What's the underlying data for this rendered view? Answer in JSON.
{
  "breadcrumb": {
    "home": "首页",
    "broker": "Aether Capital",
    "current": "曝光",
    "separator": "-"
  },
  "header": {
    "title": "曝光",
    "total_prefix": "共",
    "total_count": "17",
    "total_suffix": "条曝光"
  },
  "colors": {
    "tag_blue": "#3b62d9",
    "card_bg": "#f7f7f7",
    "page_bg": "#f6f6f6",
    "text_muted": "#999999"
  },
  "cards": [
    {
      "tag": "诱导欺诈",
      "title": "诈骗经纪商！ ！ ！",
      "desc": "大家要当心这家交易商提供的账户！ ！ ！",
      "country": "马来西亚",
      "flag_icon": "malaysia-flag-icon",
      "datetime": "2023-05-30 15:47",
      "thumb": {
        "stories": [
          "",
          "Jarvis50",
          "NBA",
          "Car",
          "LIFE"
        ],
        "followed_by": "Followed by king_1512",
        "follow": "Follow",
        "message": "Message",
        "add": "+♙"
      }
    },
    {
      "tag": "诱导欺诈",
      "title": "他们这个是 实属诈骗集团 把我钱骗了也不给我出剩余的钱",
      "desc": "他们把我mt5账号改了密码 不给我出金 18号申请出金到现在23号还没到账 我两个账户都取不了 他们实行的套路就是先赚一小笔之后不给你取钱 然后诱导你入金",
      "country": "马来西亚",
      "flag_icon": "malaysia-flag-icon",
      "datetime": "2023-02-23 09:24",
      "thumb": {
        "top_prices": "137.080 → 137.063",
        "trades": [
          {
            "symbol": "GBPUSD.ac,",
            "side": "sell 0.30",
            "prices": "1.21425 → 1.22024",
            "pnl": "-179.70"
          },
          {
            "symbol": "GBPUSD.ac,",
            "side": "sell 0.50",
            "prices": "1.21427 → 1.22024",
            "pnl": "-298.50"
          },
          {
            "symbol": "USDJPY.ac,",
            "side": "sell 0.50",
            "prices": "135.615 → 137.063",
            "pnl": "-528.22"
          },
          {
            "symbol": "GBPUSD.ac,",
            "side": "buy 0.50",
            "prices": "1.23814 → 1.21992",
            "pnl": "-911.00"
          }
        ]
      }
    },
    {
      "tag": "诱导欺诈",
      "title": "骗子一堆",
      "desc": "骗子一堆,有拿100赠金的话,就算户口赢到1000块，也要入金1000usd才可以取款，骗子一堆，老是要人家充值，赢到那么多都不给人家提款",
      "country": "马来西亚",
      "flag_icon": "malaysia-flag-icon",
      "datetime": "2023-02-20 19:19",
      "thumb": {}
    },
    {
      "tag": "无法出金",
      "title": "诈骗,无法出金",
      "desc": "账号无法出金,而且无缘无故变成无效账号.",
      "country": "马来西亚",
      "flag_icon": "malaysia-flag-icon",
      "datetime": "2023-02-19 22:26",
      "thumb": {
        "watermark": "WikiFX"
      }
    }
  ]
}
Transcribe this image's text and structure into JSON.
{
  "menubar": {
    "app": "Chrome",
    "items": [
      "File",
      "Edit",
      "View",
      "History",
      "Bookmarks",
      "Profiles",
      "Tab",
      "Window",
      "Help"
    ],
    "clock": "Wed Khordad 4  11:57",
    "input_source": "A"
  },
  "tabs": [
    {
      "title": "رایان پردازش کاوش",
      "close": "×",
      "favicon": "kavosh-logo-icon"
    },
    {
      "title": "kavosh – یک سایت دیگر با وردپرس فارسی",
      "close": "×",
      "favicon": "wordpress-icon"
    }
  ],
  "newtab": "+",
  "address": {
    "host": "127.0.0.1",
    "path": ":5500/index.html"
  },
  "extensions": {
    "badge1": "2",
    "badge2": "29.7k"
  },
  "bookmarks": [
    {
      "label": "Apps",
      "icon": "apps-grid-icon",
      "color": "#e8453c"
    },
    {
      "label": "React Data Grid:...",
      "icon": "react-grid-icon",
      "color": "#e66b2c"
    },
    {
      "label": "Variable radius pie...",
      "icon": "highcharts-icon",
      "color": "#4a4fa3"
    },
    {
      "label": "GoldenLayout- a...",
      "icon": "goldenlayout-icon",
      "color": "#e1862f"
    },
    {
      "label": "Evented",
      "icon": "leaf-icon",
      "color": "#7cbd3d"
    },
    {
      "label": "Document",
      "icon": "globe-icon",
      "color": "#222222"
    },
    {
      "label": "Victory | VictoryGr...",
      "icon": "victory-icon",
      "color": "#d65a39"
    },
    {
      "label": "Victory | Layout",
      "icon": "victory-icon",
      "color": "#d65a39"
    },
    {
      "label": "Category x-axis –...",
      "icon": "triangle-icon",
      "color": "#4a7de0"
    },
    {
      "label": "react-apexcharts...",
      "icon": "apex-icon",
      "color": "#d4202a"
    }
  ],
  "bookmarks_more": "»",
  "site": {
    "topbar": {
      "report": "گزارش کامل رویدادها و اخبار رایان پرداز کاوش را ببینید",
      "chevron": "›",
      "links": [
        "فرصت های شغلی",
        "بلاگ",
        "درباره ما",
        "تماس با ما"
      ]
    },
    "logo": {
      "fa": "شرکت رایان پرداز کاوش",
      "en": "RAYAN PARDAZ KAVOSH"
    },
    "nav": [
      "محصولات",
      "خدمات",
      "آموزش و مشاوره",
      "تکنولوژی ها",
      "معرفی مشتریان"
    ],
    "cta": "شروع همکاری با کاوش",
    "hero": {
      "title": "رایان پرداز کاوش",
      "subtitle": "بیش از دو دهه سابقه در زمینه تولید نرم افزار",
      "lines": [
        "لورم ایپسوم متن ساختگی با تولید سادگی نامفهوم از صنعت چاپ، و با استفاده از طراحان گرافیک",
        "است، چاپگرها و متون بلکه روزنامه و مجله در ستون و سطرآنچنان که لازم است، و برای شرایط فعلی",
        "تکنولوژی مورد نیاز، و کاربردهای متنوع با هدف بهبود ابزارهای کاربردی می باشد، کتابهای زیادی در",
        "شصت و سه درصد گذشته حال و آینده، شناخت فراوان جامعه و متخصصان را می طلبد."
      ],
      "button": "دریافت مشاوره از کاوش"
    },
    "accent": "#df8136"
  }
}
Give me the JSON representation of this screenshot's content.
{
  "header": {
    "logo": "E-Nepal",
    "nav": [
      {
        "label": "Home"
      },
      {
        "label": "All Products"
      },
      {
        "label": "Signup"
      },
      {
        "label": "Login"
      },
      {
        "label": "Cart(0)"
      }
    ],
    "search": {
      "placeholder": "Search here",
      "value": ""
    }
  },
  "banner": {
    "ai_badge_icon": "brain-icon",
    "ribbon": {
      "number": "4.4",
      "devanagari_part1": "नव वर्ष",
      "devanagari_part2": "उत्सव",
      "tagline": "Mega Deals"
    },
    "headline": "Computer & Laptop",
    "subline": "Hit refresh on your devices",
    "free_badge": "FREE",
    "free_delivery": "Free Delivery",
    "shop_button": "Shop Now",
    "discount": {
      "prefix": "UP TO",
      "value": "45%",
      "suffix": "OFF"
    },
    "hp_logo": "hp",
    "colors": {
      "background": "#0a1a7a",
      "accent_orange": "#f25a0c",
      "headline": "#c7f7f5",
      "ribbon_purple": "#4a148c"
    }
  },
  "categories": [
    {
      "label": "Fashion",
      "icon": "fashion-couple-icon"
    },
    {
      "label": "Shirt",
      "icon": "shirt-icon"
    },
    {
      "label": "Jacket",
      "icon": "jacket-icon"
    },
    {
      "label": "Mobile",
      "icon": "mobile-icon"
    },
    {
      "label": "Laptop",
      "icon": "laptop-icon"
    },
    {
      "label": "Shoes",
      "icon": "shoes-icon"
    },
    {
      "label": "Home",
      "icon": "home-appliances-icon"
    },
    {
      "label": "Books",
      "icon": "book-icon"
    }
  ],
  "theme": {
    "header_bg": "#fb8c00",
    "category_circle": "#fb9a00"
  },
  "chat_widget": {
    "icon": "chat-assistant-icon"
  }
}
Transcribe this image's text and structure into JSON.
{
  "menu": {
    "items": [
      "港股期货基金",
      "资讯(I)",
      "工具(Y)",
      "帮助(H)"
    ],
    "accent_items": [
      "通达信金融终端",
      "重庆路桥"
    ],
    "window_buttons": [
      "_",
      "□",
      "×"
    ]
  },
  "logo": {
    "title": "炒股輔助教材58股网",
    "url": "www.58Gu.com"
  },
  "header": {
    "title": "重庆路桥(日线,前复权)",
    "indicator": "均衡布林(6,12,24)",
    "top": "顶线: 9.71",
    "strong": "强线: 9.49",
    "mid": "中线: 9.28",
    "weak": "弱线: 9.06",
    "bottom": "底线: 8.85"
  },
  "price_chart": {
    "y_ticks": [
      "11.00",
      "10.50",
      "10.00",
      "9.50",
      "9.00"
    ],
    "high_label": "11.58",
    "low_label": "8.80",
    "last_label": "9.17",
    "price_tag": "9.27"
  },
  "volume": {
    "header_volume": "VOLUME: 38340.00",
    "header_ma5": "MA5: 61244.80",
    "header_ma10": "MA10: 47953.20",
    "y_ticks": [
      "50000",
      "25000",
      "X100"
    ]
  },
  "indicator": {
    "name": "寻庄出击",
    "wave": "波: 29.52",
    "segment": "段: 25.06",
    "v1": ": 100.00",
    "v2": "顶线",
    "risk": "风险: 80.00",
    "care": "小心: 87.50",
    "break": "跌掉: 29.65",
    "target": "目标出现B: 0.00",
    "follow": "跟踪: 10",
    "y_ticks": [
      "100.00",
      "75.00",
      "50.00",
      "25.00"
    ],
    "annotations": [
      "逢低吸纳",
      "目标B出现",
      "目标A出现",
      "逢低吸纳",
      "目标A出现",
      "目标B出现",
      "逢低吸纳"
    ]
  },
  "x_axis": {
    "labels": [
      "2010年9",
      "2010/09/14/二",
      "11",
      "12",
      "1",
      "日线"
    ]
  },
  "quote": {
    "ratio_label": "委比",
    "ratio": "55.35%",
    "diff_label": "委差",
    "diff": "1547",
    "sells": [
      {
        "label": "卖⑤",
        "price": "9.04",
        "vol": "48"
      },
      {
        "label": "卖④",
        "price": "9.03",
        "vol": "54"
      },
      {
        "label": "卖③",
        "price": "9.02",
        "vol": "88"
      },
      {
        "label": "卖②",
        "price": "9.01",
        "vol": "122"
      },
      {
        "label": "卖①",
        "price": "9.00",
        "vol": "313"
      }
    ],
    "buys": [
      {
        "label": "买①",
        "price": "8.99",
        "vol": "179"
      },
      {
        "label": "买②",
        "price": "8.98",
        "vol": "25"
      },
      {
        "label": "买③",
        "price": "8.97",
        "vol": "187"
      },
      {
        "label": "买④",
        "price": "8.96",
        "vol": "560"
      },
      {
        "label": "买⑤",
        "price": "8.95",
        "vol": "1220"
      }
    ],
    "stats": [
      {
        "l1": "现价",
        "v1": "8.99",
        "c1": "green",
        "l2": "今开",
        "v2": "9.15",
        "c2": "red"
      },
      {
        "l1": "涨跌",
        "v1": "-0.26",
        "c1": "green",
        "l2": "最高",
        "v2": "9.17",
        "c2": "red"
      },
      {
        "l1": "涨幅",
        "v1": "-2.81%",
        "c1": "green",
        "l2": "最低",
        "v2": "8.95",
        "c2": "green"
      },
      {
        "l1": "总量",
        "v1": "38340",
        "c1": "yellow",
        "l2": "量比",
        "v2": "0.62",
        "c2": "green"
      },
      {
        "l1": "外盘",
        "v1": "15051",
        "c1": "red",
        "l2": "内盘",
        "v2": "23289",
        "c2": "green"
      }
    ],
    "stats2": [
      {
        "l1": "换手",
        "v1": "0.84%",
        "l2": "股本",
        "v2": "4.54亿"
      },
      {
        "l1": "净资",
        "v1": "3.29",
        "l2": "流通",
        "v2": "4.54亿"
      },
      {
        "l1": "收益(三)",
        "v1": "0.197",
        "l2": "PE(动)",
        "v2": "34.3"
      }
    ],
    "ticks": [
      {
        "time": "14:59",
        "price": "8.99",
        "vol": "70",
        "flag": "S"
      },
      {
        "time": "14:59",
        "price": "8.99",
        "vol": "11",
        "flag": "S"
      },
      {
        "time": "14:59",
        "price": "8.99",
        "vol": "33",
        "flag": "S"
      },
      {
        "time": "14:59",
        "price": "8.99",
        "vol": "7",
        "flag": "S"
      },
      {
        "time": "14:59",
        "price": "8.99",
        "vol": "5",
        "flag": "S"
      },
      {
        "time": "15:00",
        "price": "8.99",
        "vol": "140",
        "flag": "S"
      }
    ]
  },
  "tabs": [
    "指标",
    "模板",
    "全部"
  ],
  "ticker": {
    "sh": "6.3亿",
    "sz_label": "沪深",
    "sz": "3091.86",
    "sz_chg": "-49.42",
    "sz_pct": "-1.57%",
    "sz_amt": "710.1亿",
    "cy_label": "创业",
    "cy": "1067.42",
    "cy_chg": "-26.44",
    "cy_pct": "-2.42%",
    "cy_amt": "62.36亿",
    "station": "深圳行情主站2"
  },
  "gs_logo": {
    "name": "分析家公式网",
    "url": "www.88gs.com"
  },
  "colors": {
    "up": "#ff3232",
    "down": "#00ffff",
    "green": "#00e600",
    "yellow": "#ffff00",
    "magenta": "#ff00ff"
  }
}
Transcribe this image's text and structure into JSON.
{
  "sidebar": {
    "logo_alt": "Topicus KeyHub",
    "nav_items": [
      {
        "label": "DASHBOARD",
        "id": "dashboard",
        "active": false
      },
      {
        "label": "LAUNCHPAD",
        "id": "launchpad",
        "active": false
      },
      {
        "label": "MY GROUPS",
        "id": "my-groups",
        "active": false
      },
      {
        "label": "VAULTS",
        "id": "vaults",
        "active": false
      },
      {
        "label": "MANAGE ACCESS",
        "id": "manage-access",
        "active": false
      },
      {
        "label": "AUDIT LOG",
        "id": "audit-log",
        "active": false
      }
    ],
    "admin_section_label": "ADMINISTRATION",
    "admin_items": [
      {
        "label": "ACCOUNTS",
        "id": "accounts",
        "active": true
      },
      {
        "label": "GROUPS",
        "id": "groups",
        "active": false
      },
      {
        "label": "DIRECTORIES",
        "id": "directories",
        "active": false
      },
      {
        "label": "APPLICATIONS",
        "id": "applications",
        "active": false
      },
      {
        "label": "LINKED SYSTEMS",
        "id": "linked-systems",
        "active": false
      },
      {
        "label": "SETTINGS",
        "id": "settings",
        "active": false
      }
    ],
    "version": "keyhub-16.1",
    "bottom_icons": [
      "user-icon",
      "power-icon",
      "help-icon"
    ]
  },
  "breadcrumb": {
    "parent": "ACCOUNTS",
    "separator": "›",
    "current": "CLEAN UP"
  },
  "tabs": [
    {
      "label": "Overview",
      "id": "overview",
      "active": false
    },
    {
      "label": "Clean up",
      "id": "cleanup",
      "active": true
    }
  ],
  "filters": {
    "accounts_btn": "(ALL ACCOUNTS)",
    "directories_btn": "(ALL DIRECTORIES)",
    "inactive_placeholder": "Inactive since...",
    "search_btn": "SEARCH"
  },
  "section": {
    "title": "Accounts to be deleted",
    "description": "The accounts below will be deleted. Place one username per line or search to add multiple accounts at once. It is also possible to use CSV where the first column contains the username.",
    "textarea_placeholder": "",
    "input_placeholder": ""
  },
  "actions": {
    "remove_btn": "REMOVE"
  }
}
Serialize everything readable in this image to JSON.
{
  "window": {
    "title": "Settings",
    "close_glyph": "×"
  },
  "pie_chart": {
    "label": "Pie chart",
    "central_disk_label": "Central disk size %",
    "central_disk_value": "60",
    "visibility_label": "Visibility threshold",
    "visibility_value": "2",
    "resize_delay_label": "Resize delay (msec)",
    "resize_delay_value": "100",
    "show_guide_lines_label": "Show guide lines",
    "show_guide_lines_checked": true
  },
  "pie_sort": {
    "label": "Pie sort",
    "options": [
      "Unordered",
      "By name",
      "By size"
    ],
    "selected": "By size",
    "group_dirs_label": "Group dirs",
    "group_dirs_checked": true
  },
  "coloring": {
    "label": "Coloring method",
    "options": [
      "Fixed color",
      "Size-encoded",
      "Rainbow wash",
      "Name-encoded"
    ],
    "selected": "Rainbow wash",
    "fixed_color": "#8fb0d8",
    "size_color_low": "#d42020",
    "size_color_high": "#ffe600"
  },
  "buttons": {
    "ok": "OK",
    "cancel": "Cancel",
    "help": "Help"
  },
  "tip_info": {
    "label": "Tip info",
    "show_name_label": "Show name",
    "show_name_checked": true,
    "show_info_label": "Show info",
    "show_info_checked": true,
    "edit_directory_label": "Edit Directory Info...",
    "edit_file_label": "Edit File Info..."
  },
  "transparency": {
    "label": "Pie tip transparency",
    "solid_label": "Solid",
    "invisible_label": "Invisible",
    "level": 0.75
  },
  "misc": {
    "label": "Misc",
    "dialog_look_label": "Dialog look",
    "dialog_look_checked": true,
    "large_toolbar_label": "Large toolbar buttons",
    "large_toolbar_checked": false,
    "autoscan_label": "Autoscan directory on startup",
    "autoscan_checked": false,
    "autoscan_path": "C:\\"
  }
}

WHAT TO PRODUCE:
Among the entries above, how many lines hold the word "کاوش"? Reply with only that number.

TASK RESPONSE:
6